■ Extracted entries:
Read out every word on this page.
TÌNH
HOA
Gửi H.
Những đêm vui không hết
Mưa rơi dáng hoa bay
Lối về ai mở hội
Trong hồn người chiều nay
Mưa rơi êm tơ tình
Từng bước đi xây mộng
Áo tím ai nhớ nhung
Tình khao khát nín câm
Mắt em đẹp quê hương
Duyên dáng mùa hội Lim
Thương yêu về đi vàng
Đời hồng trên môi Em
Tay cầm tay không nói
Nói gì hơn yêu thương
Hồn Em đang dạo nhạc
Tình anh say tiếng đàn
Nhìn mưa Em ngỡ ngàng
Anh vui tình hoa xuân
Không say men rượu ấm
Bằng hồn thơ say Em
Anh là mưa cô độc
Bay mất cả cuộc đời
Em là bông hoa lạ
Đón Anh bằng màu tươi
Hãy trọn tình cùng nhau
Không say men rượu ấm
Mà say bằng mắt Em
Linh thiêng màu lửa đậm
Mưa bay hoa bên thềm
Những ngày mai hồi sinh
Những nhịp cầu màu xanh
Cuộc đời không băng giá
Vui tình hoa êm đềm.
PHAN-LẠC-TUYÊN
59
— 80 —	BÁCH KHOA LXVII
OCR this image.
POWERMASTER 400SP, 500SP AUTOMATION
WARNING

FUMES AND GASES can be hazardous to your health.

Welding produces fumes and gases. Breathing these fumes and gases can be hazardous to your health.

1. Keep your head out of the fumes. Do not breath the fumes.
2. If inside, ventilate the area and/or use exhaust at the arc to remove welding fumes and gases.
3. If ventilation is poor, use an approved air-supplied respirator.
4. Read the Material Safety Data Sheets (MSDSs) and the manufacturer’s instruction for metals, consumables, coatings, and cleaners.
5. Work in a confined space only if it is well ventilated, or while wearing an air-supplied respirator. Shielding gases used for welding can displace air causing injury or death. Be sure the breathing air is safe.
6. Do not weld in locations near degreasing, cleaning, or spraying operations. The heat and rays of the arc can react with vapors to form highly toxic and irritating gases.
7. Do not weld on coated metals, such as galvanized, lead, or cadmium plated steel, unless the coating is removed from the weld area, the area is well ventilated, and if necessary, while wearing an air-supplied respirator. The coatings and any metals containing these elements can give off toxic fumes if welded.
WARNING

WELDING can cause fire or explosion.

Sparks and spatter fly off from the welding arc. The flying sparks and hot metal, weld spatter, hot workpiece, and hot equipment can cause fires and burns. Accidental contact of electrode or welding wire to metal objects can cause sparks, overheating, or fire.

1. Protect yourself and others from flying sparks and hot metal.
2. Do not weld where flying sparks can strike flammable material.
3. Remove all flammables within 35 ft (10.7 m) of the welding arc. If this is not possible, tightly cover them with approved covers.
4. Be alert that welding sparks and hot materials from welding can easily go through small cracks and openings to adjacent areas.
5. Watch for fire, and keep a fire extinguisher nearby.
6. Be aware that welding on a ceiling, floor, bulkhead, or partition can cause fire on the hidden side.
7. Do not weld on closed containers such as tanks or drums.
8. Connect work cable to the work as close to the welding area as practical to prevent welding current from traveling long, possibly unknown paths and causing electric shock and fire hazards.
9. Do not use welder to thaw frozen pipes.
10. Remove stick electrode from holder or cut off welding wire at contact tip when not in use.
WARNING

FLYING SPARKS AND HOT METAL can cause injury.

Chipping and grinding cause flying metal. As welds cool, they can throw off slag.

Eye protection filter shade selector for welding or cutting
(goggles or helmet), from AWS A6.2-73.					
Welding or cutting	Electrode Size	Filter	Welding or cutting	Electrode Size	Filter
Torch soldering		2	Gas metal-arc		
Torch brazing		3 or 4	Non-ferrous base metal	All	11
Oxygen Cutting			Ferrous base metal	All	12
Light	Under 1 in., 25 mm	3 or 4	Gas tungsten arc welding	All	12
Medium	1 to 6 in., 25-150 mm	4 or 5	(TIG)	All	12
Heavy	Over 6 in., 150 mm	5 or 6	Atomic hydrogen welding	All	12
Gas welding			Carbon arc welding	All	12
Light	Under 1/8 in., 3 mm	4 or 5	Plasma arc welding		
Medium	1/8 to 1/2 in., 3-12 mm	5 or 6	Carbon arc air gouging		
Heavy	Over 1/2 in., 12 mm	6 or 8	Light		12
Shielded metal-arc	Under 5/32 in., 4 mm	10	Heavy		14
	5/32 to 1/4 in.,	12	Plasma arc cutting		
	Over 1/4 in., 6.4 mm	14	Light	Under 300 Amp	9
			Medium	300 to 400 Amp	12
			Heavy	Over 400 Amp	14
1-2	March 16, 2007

■ What is expected: Report the number of lines that include the string "approved"; return nothing but the count.

■ Output of the task: 2